§ EXERCISE TASK:
Reproduce, character for character, the lines of the listing that begin with the line containing "panel-b-bar xyxy=(395,528,409,669)" and run through the line containing "panel-b-bar xyxy=(237,524,251,669)", both of those lines included. Output only those lines.

§ SUPPLIED DATA:
========

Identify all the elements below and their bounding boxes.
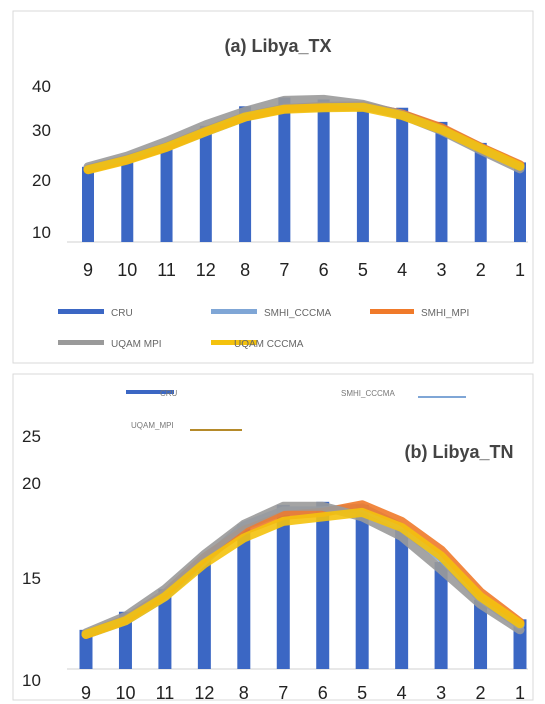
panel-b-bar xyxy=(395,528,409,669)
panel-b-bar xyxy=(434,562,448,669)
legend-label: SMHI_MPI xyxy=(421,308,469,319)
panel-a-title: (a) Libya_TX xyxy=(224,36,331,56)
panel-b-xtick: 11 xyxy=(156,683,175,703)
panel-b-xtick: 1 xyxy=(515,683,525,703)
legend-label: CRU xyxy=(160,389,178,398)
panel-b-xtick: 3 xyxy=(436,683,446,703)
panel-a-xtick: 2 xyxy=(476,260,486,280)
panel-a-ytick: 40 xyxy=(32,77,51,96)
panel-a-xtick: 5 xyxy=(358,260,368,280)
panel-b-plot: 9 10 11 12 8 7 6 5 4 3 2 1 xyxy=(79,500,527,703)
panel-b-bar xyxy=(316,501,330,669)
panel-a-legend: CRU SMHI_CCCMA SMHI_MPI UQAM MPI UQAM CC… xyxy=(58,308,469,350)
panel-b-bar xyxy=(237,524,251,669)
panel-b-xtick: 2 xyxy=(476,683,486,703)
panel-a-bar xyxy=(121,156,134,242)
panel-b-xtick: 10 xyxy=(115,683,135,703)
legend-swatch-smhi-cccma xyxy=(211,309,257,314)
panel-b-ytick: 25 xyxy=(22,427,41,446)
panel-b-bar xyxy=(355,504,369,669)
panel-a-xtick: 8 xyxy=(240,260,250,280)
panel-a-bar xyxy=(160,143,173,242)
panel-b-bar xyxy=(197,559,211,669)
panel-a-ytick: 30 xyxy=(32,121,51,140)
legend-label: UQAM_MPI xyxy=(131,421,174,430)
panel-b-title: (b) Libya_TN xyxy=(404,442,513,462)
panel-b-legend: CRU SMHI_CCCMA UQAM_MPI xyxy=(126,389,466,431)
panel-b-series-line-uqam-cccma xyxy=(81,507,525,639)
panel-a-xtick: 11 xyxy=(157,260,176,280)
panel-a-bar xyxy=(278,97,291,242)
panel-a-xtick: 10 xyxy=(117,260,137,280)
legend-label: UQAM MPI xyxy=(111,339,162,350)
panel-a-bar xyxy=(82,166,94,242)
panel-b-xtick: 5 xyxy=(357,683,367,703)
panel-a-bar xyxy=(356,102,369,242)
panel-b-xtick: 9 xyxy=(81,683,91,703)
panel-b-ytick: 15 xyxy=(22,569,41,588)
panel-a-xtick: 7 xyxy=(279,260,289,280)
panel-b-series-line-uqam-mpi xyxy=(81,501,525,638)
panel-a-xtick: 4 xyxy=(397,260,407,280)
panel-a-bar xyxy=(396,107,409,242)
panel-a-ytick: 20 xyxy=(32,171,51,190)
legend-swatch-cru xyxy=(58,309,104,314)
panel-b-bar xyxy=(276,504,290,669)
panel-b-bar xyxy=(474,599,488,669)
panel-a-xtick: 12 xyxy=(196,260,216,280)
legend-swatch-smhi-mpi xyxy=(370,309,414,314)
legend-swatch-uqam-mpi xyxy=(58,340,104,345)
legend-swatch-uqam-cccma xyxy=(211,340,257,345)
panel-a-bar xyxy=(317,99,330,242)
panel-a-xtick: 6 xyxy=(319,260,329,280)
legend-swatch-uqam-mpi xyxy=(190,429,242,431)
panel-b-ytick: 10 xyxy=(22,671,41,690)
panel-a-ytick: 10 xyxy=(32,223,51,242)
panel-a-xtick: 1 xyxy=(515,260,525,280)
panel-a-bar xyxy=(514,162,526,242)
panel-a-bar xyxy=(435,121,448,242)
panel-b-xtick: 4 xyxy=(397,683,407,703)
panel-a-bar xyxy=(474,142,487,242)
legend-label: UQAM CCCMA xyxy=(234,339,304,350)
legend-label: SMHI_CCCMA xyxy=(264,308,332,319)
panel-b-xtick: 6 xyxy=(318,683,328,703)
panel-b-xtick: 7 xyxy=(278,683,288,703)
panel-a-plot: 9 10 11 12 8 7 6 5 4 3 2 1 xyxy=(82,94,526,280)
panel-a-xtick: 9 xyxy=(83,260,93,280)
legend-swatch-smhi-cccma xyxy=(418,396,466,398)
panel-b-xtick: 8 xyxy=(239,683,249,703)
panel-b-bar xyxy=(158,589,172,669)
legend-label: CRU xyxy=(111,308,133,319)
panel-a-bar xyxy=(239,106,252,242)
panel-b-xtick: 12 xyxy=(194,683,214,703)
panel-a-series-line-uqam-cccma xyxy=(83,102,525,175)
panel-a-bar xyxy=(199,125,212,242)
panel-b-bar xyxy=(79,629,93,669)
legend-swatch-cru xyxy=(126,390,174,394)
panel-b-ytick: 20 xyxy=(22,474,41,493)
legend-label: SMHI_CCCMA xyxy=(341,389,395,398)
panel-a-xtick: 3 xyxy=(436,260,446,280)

========

§ FINAL ANSWER:
panel-b-bar xyxy=(395,528,409,669)
panel-b-bar xyxy=(434,562,448,669)
legend-label: SMHI_MPI xyxy=(421,308,469,319)
panel-a-title: (a) Libya_TX xyxy=(224,36,331,56)
panel-b-xtick: 11 xyxy=(156,683,175,703)
panel-b-xtick: 1 xyxy=(515,683,525,703)
legend-label: CRU xyxy=(160,389,178,398)
panel-b-xtick: 3 xyxy=(436,683,446,703)
panel-a-xtick: 2 xyxy=(476,260,486,280)
panel-a-ytick: 40 xyxy=(32,77,51,96)
panel-a-xtick: 5 xyxy=(358,260,368,280)
panel-b-plot: 9 10 11 12 8 7 6 5 4 3 2 1 xyxy=(79,500,527,703)
panel-b-bar xyxy=(316,501,330,669)
panel-a-legend: CRU SMHI_CCCMA SMHI_MPI UQAM MPI UQAM CC… xyxy=(58,308,469,350)
panel-b-bar xyxy=(237,524,251,669)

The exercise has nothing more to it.